=== Objective ===
Return every line in the entries below that contains the string "side", treating uppercase and lowercase as different.

==== Data extract ====

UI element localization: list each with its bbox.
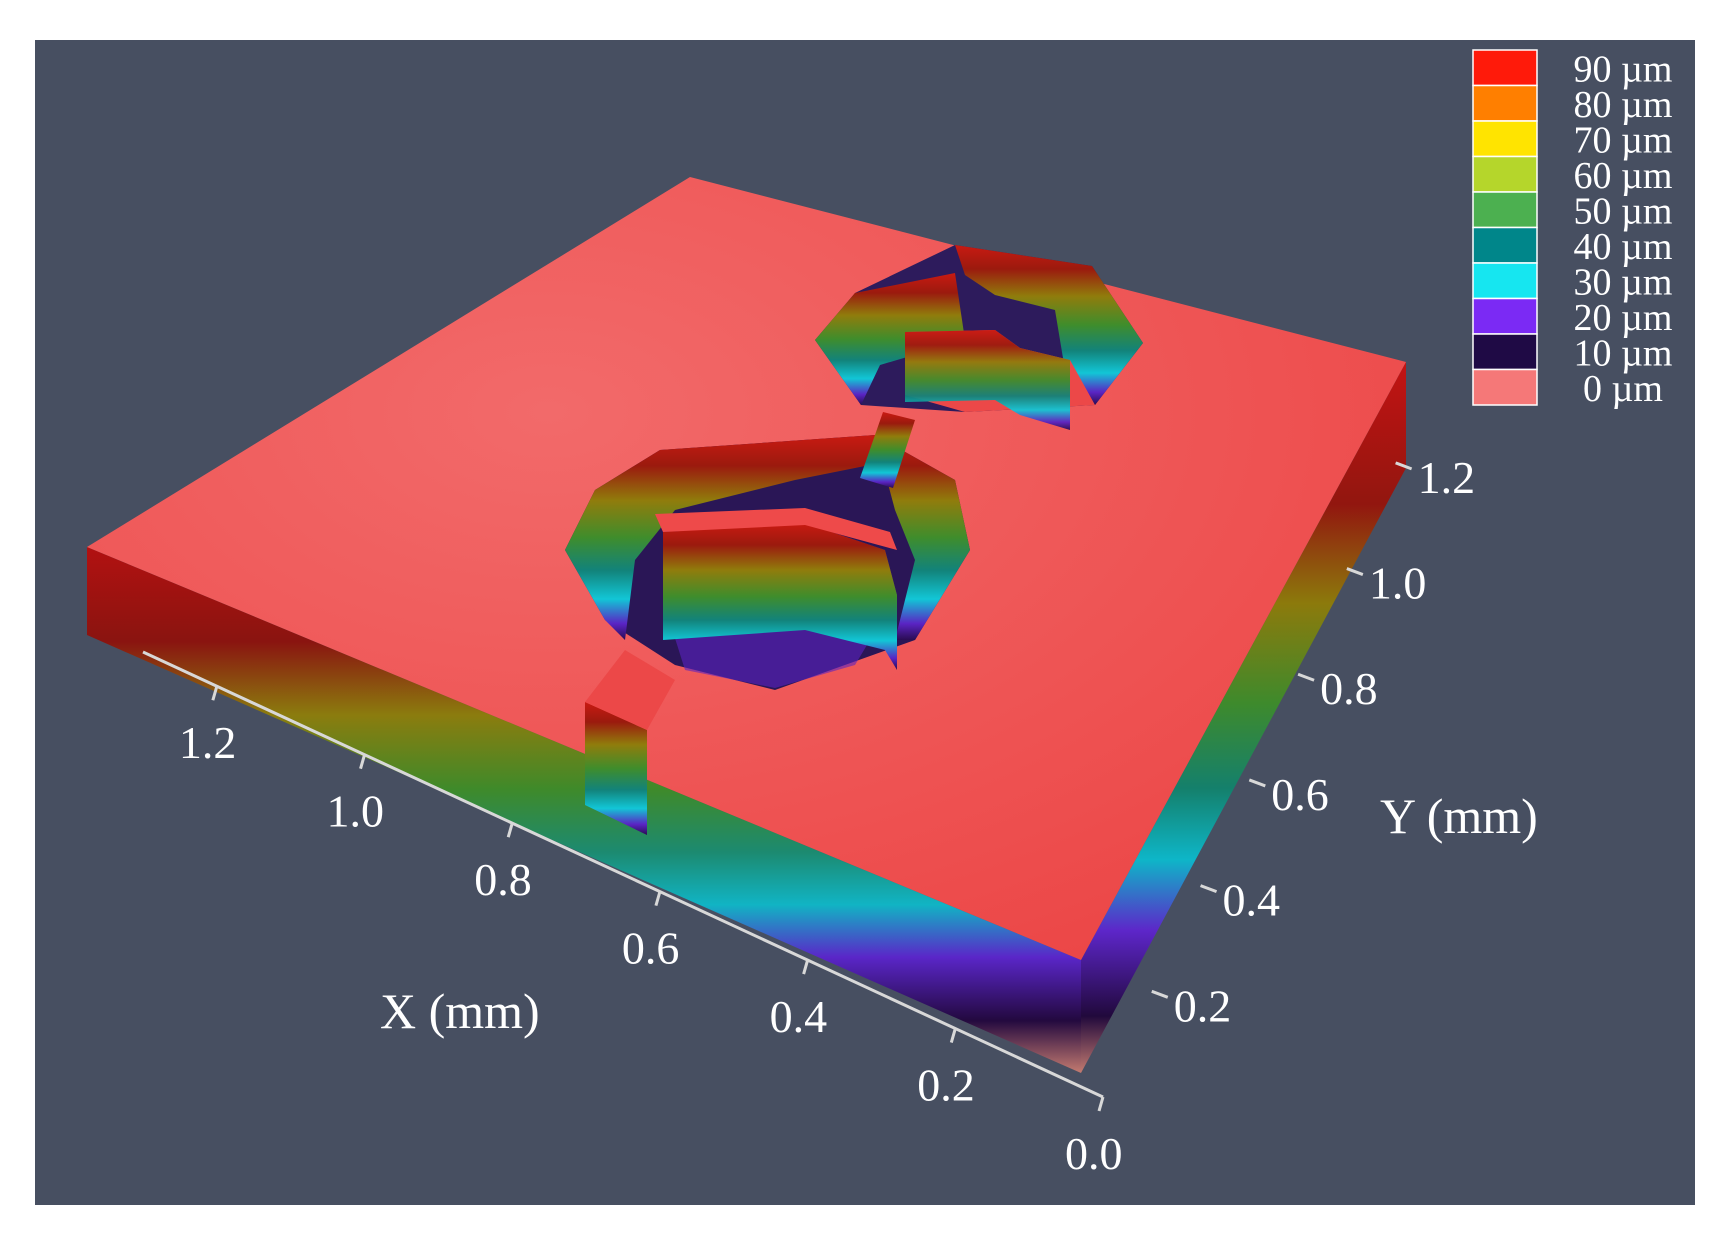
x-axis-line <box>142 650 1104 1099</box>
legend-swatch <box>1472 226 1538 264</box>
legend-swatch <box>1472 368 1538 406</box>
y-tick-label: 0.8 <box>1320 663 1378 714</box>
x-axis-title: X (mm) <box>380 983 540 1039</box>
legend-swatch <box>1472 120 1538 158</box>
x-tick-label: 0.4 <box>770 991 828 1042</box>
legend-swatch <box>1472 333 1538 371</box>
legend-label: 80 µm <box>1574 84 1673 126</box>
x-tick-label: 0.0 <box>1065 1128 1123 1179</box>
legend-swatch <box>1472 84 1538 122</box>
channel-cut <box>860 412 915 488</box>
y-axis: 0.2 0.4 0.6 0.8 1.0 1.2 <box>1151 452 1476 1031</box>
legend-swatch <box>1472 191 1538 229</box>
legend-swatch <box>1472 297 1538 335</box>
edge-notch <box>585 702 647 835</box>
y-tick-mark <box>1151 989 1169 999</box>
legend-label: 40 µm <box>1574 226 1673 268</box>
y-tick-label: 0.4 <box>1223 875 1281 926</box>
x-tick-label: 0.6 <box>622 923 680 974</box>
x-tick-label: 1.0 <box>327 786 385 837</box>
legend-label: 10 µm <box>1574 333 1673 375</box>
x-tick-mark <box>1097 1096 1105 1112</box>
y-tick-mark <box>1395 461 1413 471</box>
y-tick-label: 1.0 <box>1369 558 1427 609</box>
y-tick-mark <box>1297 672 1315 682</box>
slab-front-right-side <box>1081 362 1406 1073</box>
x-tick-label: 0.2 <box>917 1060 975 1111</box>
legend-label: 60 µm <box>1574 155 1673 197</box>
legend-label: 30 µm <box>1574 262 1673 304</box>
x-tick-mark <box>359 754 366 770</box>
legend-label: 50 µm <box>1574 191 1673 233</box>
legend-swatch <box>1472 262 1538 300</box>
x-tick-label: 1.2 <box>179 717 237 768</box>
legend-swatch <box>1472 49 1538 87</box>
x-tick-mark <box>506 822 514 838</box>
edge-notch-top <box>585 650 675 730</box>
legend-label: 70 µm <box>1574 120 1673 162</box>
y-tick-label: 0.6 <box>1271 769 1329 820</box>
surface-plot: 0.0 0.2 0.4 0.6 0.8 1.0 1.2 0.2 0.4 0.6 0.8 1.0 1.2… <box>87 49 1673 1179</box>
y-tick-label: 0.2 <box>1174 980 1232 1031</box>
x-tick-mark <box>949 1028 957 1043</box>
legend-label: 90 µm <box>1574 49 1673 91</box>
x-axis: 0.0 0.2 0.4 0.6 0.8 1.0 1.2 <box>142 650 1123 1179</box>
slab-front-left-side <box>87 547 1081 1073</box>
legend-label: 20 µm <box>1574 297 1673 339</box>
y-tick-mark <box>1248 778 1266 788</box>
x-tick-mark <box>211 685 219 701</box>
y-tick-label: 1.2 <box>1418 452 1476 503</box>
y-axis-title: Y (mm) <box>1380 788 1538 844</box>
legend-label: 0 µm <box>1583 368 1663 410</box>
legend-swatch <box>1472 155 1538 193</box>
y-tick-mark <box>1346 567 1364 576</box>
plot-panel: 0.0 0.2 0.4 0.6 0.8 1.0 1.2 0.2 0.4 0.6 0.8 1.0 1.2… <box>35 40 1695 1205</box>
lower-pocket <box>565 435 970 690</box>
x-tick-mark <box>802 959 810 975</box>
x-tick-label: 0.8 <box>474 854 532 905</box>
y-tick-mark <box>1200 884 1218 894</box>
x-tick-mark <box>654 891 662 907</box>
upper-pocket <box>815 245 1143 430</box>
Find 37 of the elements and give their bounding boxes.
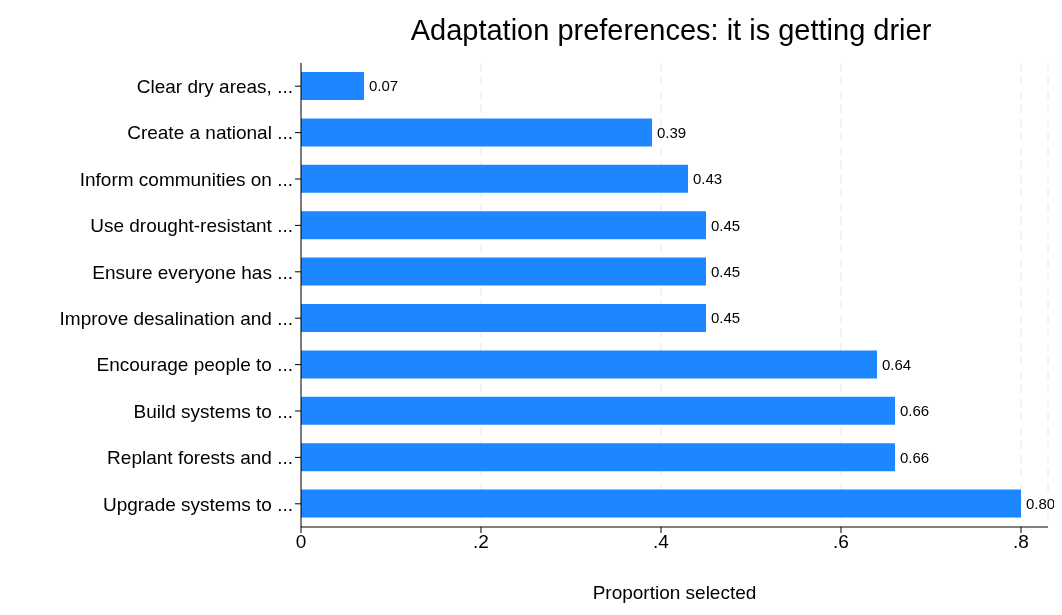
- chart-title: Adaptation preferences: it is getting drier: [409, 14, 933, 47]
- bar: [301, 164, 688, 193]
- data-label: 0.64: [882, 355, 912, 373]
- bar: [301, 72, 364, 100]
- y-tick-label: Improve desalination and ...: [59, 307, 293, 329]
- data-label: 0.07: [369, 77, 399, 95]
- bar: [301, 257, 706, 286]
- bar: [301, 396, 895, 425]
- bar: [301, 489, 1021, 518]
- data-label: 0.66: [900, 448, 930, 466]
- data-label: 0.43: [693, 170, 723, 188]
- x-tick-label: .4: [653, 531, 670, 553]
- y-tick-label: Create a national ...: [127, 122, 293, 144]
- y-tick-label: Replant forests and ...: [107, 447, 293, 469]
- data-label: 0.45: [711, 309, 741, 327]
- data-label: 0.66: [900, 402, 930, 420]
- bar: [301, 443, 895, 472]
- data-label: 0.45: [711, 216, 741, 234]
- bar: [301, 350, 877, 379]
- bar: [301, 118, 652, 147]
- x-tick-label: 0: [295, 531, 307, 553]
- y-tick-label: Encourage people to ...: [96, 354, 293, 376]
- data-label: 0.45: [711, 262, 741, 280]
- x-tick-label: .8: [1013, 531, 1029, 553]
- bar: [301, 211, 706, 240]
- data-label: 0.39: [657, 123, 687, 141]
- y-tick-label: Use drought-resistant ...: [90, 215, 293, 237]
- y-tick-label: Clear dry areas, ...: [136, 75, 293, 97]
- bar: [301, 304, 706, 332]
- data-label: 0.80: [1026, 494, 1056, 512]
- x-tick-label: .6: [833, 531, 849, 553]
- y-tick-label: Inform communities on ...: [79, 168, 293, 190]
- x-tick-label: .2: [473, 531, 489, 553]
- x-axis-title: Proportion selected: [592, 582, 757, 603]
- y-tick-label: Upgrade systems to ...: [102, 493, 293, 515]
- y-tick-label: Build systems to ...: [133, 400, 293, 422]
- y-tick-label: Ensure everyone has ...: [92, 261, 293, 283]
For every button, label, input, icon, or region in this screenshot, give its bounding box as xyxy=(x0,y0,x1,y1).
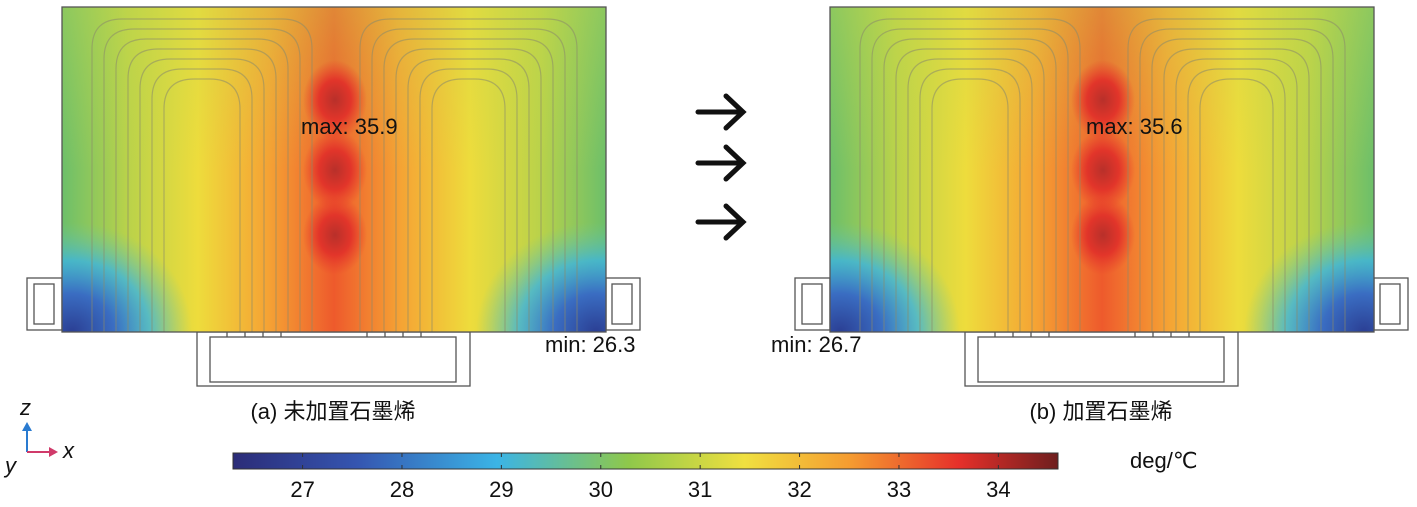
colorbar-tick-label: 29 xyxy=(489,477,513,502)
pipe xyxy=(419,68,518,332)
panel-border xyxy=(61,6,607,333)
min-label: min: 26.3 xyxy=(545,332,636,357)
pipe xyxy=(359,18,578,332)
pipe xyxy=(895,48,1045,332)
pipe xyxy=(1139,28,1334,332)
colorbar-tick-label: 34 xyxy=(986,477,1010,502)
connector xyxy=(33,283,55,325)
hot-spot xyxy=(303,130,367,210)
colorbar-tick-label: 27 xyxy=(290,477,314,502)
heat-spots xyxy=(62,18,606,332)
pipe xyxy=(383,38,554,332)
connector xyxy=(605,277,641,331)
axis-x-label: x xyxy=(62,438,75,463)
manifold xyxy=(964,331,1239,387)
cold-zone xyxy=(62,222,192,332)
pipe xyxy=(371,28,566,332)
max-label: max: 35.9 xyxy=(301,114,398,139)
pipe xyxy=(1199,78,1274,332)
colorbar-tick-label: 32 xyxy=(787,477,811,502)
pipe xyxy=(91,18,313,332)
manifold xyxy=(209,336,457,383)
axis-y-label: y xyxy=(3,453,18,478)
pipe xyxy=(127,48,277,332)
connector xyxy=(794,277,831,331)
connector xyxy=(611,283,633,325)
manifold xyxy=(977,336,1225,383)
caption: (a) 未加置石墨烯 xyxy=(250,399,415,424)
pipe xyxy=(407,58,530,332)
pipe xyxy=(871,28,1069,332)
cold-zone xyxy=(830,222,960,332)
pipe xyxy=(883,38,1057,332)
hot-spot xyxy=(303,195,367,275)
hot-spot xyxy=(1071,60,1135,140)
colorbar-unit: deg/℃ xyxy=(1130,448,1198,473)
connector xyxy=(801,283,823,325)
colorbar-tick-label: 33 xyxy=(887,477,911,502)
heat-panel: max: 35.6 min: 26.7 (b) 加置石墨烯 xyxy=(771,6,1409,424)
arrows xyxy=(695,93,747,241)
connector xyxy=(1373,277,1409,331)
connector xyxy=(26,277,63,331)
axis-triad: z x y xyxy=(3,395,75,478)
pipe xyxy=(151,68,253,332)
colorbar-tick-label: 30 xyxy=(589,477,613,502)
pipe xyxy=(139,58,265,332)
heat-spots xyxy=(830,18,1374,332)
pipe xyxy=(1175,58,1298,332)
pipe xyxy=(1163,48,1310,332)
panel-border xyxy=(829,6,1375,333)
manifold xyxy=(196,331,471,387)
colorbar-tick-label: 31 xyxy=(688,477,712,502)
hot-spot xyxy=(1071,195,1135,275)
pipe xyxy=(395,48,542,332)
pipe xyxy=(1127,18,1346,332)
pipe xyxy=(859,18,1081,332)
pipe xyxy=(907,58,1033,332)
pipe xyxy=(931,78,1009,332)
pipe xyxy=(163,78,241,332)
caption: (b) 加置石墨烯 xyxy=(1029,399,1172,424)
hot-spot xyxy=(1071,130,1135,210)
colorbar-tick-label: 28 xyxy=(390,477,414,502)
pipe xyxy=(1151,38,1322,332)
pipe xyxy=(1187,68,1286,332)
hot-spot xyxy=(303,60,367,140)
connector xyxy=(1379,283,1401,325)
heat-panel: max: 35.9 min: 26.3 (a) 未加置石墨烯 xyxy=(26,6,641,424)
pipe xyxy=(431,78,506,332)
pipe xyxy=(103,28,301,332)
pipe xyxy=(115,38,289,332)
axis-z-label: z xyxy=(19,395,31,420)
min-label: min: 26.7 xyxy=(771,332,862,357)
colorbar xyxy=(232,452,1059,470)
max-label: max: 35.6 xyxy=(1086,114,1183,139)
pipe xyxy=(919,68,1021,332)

====

=== Solved exercise ===
slab-front-right-side <box>1081 362 1406 1073</box>
slab-front-left-side <box>87 547 1081 1073</box>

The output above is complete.